Task statement:
Go through the entries and transcribe each one exactly, dropping the pictures.
────────
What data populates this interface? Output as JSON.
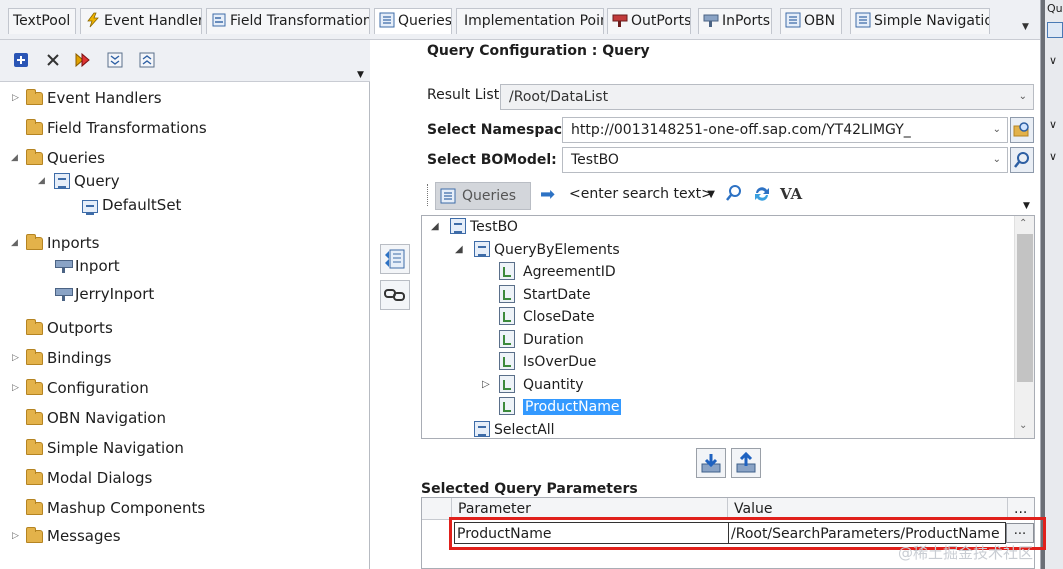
{
  "tabs": [
    {
      "label": "TextPool",
      "icon": "none"
    },
    {
      "label": "Event Handlers",
      "icon": "lightning-icon"
    },
    {
      "label": "Field Transformations",
      "icon": "transform-icon"
    },
    {
      "label": "Queries",
      "icon": "query-icon"
    },
    {
      "label": "Implementation Points",
      "icon": "none"
    },
    {
      "label": "OutPorts",
      "icon": "outport-icon"
    },
    {
      "label": "InPorts",
      "icon": "inport-icon"
    },
    {
      "label": "OBN",
      "icon": "obn-icon"
    },
    {
      "label": "Simple Navigation",
      "icon": "navigation-icon"
    }
  ],
  "right_strip": {
    "label": "Qu"
  },
  "tree": {
    "items": [
      {
        "label": "Event Handlers"
      },
      {
        "label": "Field Transformations"
      },
      {
        "label": "Queries"
      },
      {
        "label": "Query"
      },
      {
        "label": "DefaultSet"
      },
      {
        "label": "Inports"
      },
      {
        "label": "Inport"
      },
      {
        "label": "JerryInport"
      },
      {
        "label": "Outports"
      },
      {
        "label": "Bindings"
      },
      {
        "label": "Configuration"
      },
      {
        "label": "OBN Navigation"
      },
      {
        "label": "Simple Navigation"
      },
      {
        "label": "Modal Dialogs"
      },
      {
        "label": "Mashup Components"
      },
      {
        "label": "Messages"
      }
    ]
  },
  "config": {
    "title": "Query Configuration : Query",
    "result_list_label": "Result List",
    "result_list_value": "/Root/DataList",
    "namespace_label": "Select Namespace:",
    "namespace_value": "http://0013148251-one-off.sap.com/YT42LIMGY_",
    "bomodel_label": "Select BOModel:",
    "bomodel_value": "TestBO"
  },
  "search_toolbar": {
    "queries_label": "Queries",
    "search_placeholder": "<enter search text>",
    "va_label": "VA"
  },
  "query_tree": {
    "root": "TestBO",
    "query": "QueryByElements",
    "fields": [
      "AgreementID",
      "StartDate",
      "CloseDate",
      "Duration",
      "IsOverDue",
      "Quantity",
      "ProductName"
    ],
    "selected_field": "ProductName",
    "next": "SelectAll"
  },
  "selected_params": {
    "title": "Selected Query Parameters",
    "headers": {
      "parameter": "Parameter",
      "value": "Value",
      "more": "..."
    },
    "rows": [
      {
        "parameter": "ProductName",
        "value": "/Root/SearchParameters/ProductName",
        "button": "..."
      }
    ]
  },
  "watermark": "@稀土掘金技术社区",
  "colors": {
    "selection": "#3399ff",
    "highlight_box": "#e0201b",
    "folder": "#e3b24a"
  }
}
────────
Answer for the task:
What data populates this interface? Output as JSON.
{
  "tabs": [
    {
      "label": "TextPool",
      "icon": "none"
    },
    {
      "label": "Event Handlers",
      "icon": "lightning-icon"
    },
    {
      "label": "Field Transformations",
      "icon": "transform-icon"
    },
    {
      "label": "Queries",
      "icon": "query-icon"
    },
    {
      "label": "Implementation Points",
      "icon": "none"
    },
    {
      "label": "OutPorts",
      "icon": "outport-icon"
    },
    {
      "label": "InPorts",
      "icon": "inport-icon"
    },
    {
      "label": "OBN",
      "icon": "obn-icon"
    },
    {
      "label": "Simple Navigation",
      "icon": "navigation-icon"
    }
  ],
  "right_strip": {
    "label": "Qu"
  },
  "tree": {
    "items": [
      {
        "label": "Event Handlers"
      },
      {
        "label": "Field Transformations"
      },
      {
        "label": "Queries"
      },
      {
        "label": "Query"
      },
      {
        "label": "DefaultSet"
      },
      {
        "label": "Inports"
      },
      {
        "label": "Inport"
      },
      {
        "label": "JerryInport"
      },
      {
        "label": "Outports"
      },
      {
        "label": "Bindings"
      },
      {
        "label": "Configuration"
      },
      {
        "label": "OBN Navigation"
      },
      {
        "label": "Simple Navigation"
      },
      {
        "label": "Modal Dialogs"
      },
      {
        "label": "Mashup Components"
      },
      {
        "label": "Messages"
      }
    ]
  },
  "config": {
    "title": "Query Configuration : Query",
    "result_list_label": "Result List",
    "result_list_value": "/Root/DataList",
    "namespace_label": "Select Namespace:",
    "namespace_value": "http://0013148251-one-off.sap.com/YT42LIMGY_",
    "bomodel_label": "Select BOModel:",
    "bomodel_value": "TestBO"
  },
  "search_toolbar": {
    "queries_label": "Queries",
    "search_placeholder": "<enter search text>",
    "va_label": "VA"
  },
  "query_tree": {
    "root": "TestBO",
    "query": "QueryByElements",
    "fields": [
      "AgreementID",
      "StartDate",
      "CloseDate",
      "Duration",
      "IsOverDue",
      "Quantity",
      "ProductName"
    ],
    "selected_field": "ProductName",
    "next": "SelectAll"
  },
  "selected_params": {
    "title": "Selected Query Parameters",
    "headers": {
      "parameter": "Parameter",
      "value": "Value",
      "more": "..."
    },
    "rows": [
      {
        "parameter": "ProductName",
        "value": "/Root/SearchParameters/ProductName",
        "button": "..."
      }
    ]
  },
  "watermark": "@稀土掘金技术社区",
  "colors": {
    "selection": "#3399ff",
    "highlight_box": "#e0201b",
    "folder": "#e3b24a"
  }
}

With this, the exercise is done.